__Текст для чтения__.
Артем Камардин: крик, запрещающий смерть
СТИХОТВОРЕНИЕ КАК ПРЕСТУПЛЕНИЕ
Цель моей заметки проста и недостижима одновременно.
Мне хотелось бы донести до читателей, что стихотворение Артема Камардина, за которое российская власть пытала его и упекла на 7 лет за решетку, — не просто подлинное перформативное высказывание, не просто самоотверженный вызов, брошенный свободным человеком государству, но прежде всего ценный эстетический акт, во многом наследующий традициям мировой поэзии.
Вот текст стихотворения целиком:
Убей меня, ополченец! Ствол тебе купят менты из бюджетных денег. Убей меня, ополченец! Стань десницей карающей. Я же не человек! Дерьмо течет в моих венах! Убей меня, ополченец! Будь бичом Божьим! Ведь я не патриот... а может просто не вышел рожей. Зачем тебе повод? Нах*й его! Не нужен! Убей меня, ополченец! Ну же!
Убей меня, ополченец! Ты уже попробовал крови! Ты видел, как братскому народу Боевые братья братские могилы роют. Ты включишь телевизор — тебя перекроет, Самоконтроль никогда не был твоей сильной стороною. Зато у тебя много других сильных сторон. Убей меня, доброволец! Отстреливай белых ворон. Отомсти за распятого мальчика! Спаси от меня Родину! Стань героем! Убей меня, доброволец! Твой президент будет тобою очень доволен. Разорви меня в клочья! Втопчи в грязь! Русской Весны распустились почки! Не медли! Убей меня, мразь! Ты же так этого хочешь…
Ведь пока ты воевал за Донбасс, Я трахал твоих дочек, А трехгодовалому сыну продавал спайс.
«Это что — стихи?!» — возмущены наивные читатели. Им кажется, что это не стихи, а грязь. Как будто не было Маяковского с его «Я люблю смотреть, как умирают дети». Как будто художественное преувеличение обязано иметь границы. Поэт никому ничего не обязан, кроме как Богу и собственной совести, а поэзия не может не преступать законов бессовестного и безбожного мира. Она выворачивает карманы реальности и вытряхивает из них всё, что обыватели хотели бы не замечать еще хотя бы пару тысяч лет.
ЗАЧЕМ ТАК ГРЯЗНО?
Я упомянул гиперболу Маяковского. В самом деле: поверхностный взгляд на стихотворение зацепится за разные черты художественного метода Маяковского (печальная «рифма» к судьбе поэтов «Маяковского дела» Артема Камардина и Егора Штовбы!), за общее звучание, подобное раунду рэп-баттла, или, в лучшем случае, за жанр инвективы, направленной против обобщенного образа «ополченца». Это напомнит многим эпиграмму Мандельштама на Сталина.

__Задание__.
Пожалуйста, напишите продолжение статьи о стихотворении Артема Камардина, начиная сразу после ее последнего предложения. Перечень — отдельный материал, к статье о стихотворении Артема Камардина он не относится.

__Материал__.
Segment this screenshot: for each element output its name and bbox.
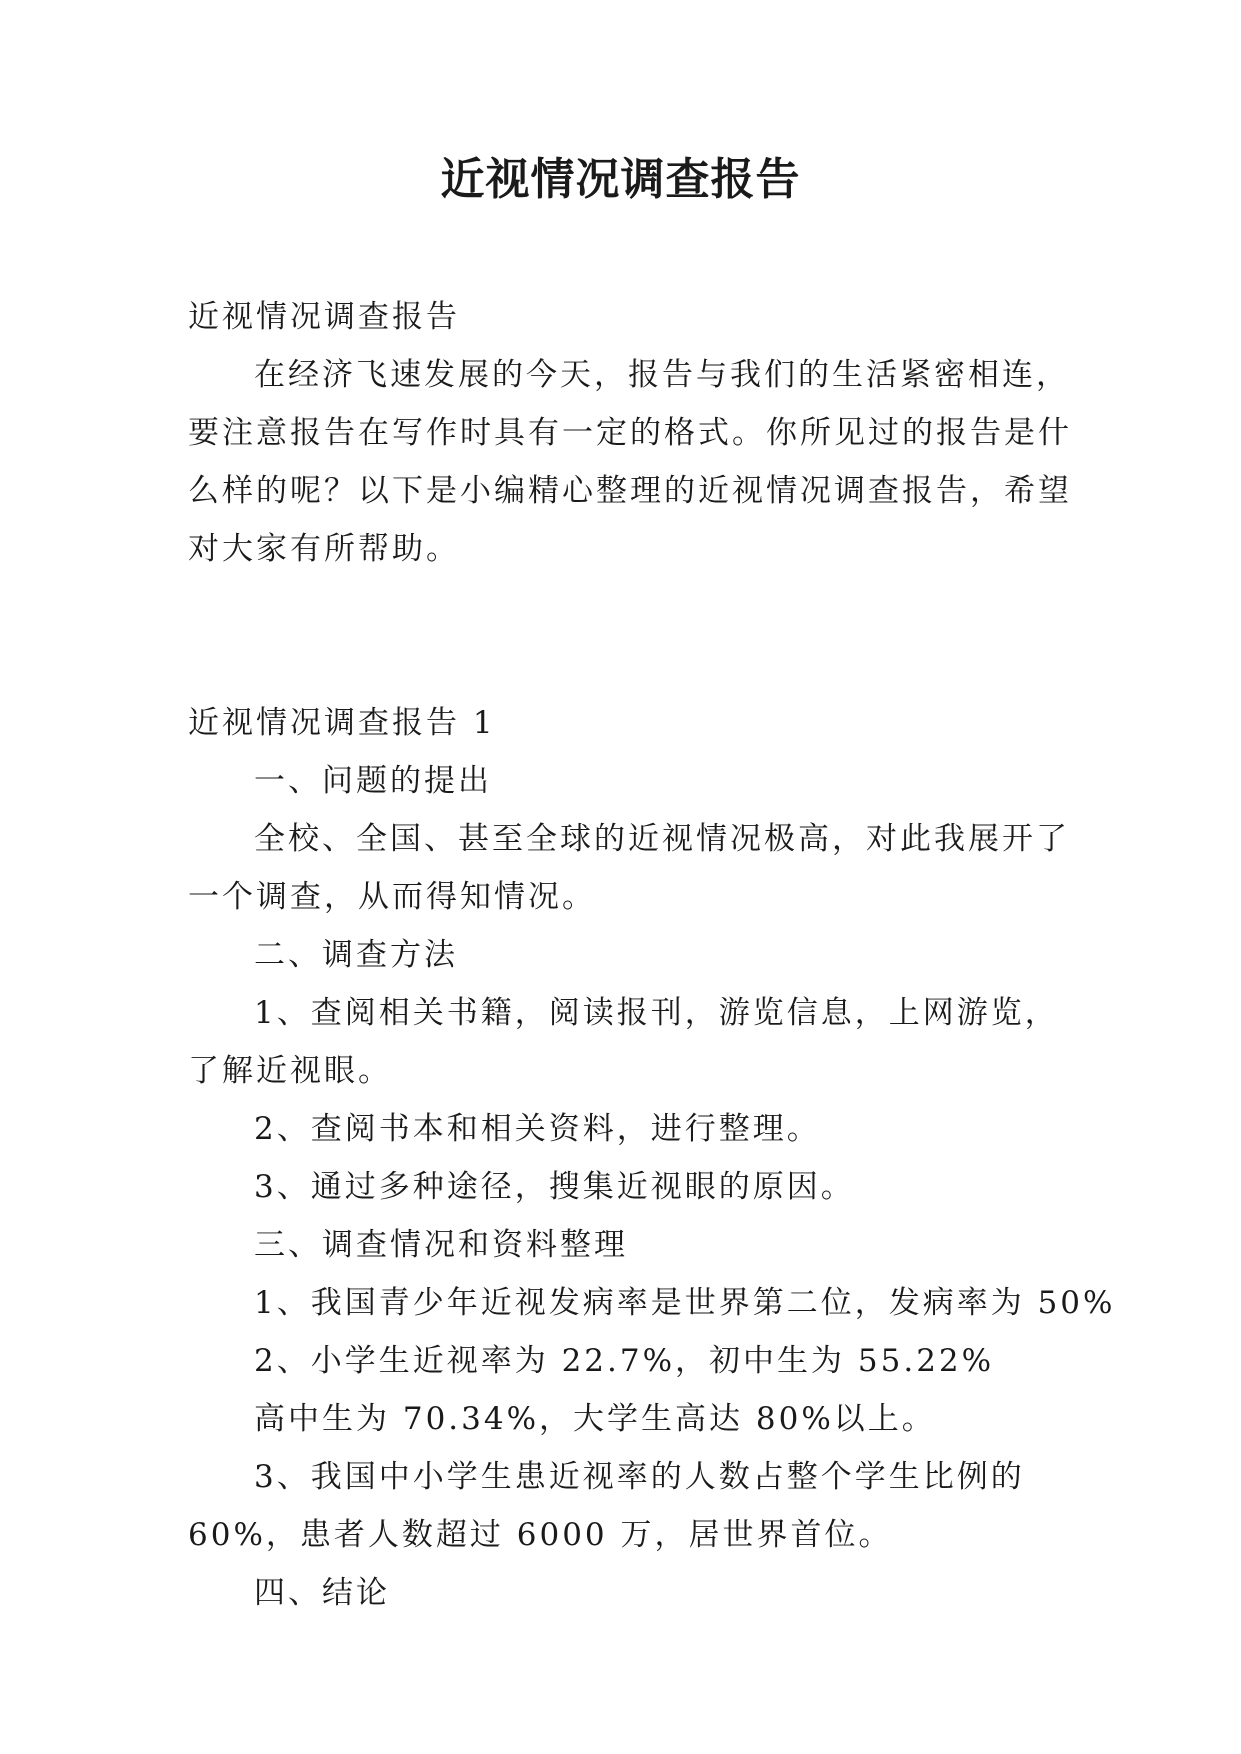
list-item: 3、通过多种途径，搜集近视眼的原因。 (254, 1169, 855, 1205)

__Ответ__.
Стоит ли уточнять, что текст Камардина гораздо страшнее мандельштамовского? Ведь обращен он не к тирану, а к согражданам, зомбированным властью и ее пропагандой. Описательный характер частей, которые представляют оппонента поэта, присущ и мандельштамовскому «Мы живем, под собою не чуя страны…», и стихотворению Камардина. Но если призыв «убей меня!» у Мандельштама уходит в подтекст, то у Камардина он ставится в самую сильную позицию и повторяется в стихотворении восемь раз (если учитывать случаи прямого лексического повтора; с контекстными синонимами получится около восемнадцати раз).
Как перефразировал Мандельштама поэт Герман Лукомников, «наши речи уже вообще не слышны». Но реальность доказывает, что поэтическое слово по-прежнему может быть для государства неудобным и опасным. Герой Камардина обращается к целому скопищу убийц напрямую, делает это дерзко, с многократно растущей отчаянностью и, конечно, говорит при этом на языке, единственно доступном для прямых адресатов стихотворения: на языке площадной брани, ругательства, хуления.
Уже в этом просматривается идеальное взаимодополнение жанра и сообщения, над которыми работает поэт. С теми, кто, по выражению Цветаевой, проявляет лишь «злую волю к добру», нельзя говорить по-доброму. Можно лишь по-злому. Но и это почти бесполезно. Все, кто выступает против насильственной власти, все, кто воюет с войной, приспешниками власти и войны, будут ненавидимы как враги. Отсюда тотальное усиление в стихотворении точки зрения представителей власти и ее прихлебателей. В их «русском мире» не остается места ничему живому и доброму. Всех и всё застилает ненависть, агрессия, страх и смерть. Нагнетание деструктивной, обсценной лексики, табуированных тем и образов — отнюдь не гиперболический жест, не фигура речи. Это реальность, в которой оказалась Россия после 24 февраля 2022 года. Реальность кошмаров, сон разума, рождающий чудовищ, пиршество Сатурна, пожирающего своих детей.
ПРОТИВ НОРМАЛИЗАЦИИ
Что можно противопоставить этому ужасу и мраку? Кажется, ничего. Но Артем Камардин совершает сильный ход: он пишет собирательный портрет мясников кровавой бойни, предлагает им картину мерзости, производимой ими же, на их же языке. Перформативный эффект, производимый на читателей стихотворения, более чем огромен. Беспрецедентная резкость (по)этической оптики заставляет любого испытать от этого текста отвращение. Среди моих читателей нашлось немало противников путинского режима, которые, тем не менее, считают, что такие стихи «оскорбительны» и недопустимы, а отдельные люди договорились до мысли, что за эти стихи «правильно» было дать автору людоедский тюремный срок в 7 лет.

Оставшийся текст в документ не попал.